**MATERIAL PROVIDED**
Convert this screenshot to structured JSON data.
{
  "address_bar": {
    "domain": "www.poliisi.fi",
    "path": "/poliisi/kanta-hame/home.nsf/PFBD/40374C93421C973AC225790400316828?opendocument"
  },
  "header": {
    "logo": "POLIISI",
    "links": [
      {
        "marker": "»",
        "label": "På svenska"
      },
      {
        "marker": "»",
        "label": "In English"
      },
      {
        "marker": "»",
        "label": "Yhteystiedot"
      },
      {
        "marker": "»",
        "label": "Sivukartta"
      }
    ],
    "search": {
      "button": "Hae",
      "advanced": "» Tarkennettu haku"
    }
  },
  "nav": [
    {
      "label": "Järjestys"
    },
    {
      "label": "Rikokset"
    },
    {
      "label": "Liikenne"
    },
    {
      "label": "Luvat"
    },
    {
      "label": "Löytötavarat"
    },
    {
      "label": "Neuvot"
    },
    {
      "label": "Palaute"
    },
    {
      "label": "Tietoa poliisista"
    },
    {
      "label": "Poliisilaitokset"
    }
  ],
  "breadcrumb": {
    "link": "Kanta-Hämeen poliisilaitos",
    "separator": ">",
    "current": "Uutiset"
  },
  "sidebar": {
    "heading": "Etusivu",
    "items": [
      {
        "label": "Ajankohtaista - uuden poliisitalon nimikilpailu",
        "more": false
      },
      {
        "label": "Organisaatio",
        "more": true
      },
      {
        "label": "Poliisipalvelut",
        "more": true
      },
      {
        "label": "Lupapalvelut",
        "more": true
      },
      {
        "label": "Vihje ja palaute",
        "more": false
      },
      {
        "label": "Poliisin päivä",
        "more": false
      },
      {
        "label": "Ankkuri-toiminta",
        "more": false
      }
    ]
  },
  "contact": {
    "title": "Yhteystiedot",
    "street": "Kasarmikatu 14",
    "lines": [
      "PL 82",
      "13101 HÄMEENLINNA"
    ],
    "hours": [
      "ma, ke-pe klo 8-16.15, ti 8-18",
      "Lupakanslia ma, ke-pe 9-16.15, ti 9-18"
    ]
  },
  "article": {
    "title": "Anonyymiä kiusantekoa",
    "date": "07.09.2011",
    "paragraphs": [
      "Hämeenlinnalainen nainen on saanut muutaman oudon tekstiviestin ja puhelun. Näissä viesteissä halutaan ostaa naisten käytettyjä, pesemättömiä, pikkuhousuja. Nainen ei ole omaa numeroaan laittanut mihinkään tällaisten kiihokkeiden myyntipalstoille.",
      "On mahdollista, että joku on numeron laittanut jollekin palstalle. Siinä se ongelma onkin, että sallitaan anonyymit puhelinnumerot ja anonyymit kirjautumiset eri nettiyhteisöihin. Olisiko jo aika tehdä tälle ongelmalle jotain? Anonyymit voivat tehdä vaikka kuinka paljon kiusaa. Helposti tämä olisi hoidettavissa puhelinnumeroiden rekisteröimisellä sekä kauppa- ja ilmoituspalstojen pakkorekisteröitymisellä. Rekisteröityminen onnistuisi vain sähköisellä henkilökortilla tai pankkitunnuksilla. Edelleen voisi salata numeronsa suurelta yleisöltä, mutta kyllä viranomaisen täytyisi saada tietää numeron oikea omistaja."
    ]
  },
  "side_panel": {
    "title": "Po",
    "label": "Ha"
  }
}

**REQUIRED WORK**
Count every line of the records that holds "title". State the number, nothing else.

**ANSWER TO THIS TASK**
3